■ Set task ■
Reproduce the listing below character for character; drop every image.

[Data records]
•••••

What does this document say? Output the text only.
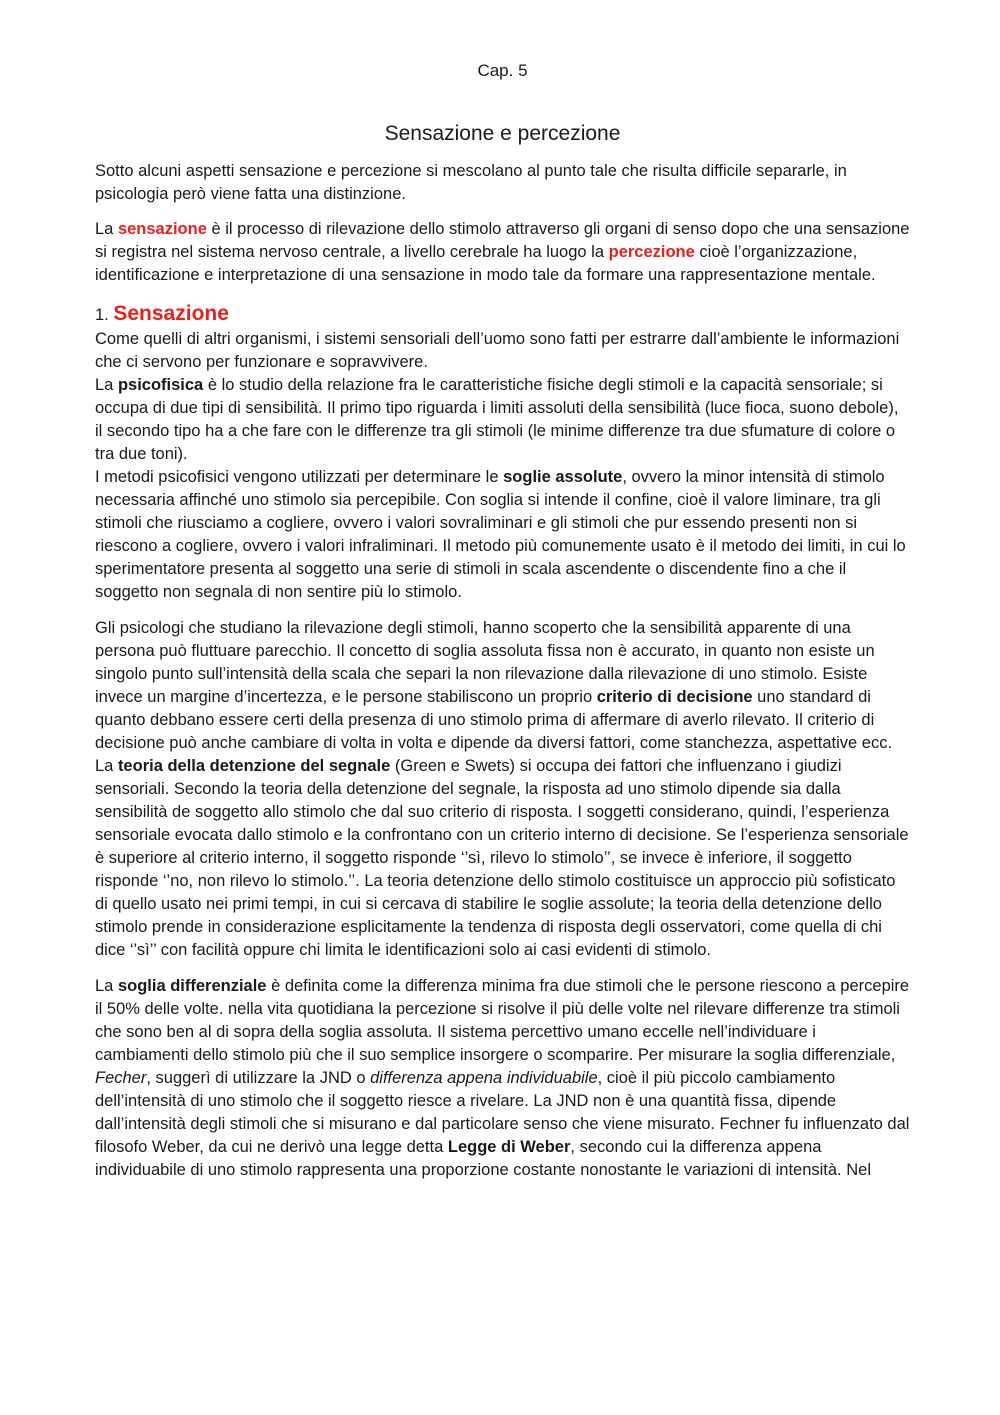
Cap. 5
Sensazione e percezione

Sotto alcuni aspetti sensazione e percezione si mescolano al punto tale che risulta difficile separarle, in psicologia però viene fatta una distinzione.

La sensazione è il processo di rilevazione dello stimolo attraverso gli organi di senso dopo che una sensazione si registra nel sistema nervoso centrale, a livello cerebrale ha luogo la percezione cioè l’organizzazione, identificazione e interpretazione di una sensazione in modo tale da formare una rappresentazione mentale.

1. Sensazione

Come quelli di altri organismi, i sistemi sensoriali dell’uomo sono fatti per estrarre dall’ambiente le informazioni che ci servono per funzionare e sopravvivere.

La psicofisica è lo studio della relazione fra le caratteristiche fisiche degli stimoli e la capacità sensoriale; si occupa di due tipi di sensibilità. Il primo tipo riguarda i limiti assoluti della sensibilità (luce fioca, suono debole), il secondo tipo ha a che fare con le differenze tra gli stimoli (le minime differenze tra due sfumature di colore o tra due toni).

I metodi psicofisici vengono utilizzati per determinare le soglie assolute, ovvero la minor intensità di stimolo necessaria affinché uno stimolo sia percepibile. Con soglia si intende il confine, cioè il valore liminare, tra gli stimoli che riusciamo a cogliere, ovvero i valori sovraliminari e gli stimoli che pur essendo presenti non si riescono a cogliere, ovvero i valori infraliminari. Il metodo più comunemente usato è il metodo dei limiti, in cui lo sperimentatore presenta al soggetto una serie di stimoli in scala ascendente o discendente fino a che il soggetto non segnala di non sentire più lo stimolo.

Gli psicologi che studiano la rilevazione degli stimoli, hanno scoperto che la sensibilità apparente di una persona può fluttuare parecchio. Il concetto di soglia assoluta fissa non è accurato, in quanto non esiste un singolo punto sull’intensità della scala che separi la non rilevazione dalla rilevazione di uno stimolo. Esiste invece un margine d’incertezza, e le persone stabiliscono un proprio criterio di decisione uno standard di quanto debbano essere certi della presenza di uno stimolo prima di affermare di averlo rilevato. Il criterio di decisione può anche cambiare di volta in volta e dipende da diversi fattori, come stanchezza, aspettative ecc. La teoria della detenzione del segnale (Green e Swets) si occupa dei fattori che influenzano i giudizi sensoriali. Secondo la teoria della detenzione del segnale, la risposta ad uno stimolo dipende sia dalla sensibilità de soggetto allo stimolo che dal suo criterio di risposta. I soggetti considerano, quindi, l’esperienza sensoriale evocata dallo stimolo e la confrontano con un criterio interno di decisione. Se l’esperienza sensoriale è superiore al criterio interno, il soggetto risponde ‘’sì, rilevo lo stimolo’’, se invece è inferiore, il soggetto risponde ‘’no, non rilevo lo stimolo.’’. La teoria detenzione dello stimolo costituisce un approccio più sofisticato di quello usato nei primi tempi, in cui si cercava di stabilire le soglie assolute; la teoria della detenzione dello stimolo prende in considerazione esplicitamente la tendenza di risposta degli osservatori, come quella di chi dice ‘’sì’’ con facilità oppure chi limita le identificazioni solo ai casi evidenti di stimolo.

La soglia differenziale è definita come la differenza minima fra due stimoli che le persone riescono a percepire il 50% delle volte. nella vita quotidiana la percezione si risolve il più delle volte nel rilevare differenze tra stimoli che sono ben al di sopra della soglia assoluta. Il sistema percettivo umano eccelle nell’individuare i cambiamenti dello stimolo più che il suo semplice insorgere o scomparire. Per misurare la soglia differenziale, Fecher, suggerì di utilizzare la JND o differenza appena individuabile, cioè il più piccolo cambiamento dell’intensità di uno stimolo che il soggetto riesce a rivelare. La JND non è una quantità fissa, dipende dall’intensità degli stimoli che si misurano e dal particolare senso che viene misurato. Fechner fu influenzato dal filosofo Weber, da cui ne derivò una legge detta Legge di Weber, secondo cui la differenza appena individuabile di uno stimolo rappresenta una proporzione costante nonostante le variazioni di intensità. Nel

•••••

■ Final answer ■
What does this document say? Output the text only.
Cap. 5
Sensazione e percezione

Sotto alcuni aspetti sensazione e percezione si mescolano al punto tale che risulta difficile separarle, in psicologia però viene fatta una distinzione.

La sensazione è il processo di rilevazione dello stimolo attraverso gli organi di senso dopo che una sensazione si registra nel sistema nervoso centrale, a livello cerebrale ha luogo la percezione cioè l’organizzazione, identificazione e interpretazione di una sensazione in modo tale da formare una rappresentazione mentale.

1. Sensazione

Come quelli di altri organismi, i sistemi sensoriali dell’uomo sono fatti per estrarre dall’ambiente le informazioni che ci servono per funzionare e sopravvivere.

La psicofisica è lo studio della relazione fra le caratteristiche fisiche degli stimoli e la capacità sensoriale; si occupa di due tipi di sensibilità. Il primo tipo riguarda i limiti assoluti della sensibilità (luce fioca, suono debole), il secondo tipo ha a che fare con le differenze tra gli stimoli (le minime differenze tra due sfumature di colore o tra due toni).

I metodi psicofisici vengono utilizzati per determinare le soglie assolute, ovvero la minor intensità di stimolo necessaria affinché uno stimolo sia percepibile. Con soglia si intende il confine, cioè il valore liminare, tra gli stimoli che riusciamo a cogliere, ovvero i valori sovraliminari e gli stimoli che pur essendo presenti non si riescono a cogliere, ovvero i valori infraliminari. Il metodo più comunemente usato è il metodo dei limiti, in cui lo sperimentatore presenta al soggetto una serie di stimoli in scala ascendente o discendente fino a che il soggetto non segnala di non sentire più lo stimolo.

Gli psicologi che studiano la rilevazione degli stimoli, hanno scoperto che la sensibilità apparente di una persona può fluttuare parecchio. Il concetto di soglia assoluta fissa non è accurato, in quanto non esiste un singolo punto sull’intensità della scala che separi la non rilevazione dalla rilevazione di uno stimolo. Esiste invece un margine d’incertezza, e le persone stabiliscono un proprio criterio di decisione uno standard di quanto debbano essere certi della presenza di uno stimolo prima di affermare di averlo rilevato. Il criterio di decisione può anche cambiare di volta in volta e dipende da diversi fattori, come stanchezza, aspettative ecc. La teoria della detenzione del segnale (Green e Swets) si occupa dei fattori che influenzano i giudizi sensoriali. Secondo la teoria della detenzione del segnale, la risposta ad uno stimolo dipende sia dalla sensibilità de soggetto allo stimolo che dal suo criterio di risposta. I soggetti considerano, quindi, l’esperienza sensoriale evocata dallo stimolo e la confrontano con un criterio interno di decisione. Se l’esperienza sensoriale è superiore al criterio interno, il soggetto risponde ‘’sì, rilevo lo stimolo’’, se invece è inferiore, il soggetto risponde ‘’no, non rilevo lo stimolo.’’. La teoria detenzione dello stimolo costituisce un approccio più sofisticato di quello usato nei primi tempi, in cui si cercava di stabilire le soglie assolute; la teoria della detenzione dello stimolo prende in considerazione esplicitamente la tendenza di risposta degli osservatori, come quella di chi dice ‘’sì’’ con facilità oppure chi limita le identificazioni solo ai casi evidenti di stimolo.

La soglia differenziale è definita come la differenza minima fra due stimoli che le persone riescono a percepire il 50% delle volte. nella vita quotidiana la percezione si risolve il più delle volte nel rilevare differenze tra stimoli che sono ben al di sopra della soglia assoluta. Il sistema percettivo umano eccelle nell’individuare i cambiamenti dello stimolo più che il suo semplice insorgere o scomparire. Per misurare la soglia differenziale, Fecher, suggerì di utilizzare la JND o differenza appena individuabile, cioè il più piccolo cambiamento dell’intensità di uno stimolo che il soggetto riesce a rivelare. La JND non è una quantità fissa, dipende dall’intensità degli stimoli che si misurano e dal particolare senso che viene misurato. Fechner fu influenzato dal filosofo Weber, da cui ne derivò una legge detta Legge di Weber, secondo cui la differenza appena individuabile di uno stimolo rappresenta una proporzione costante nonostante le variazioni di intensità. Nel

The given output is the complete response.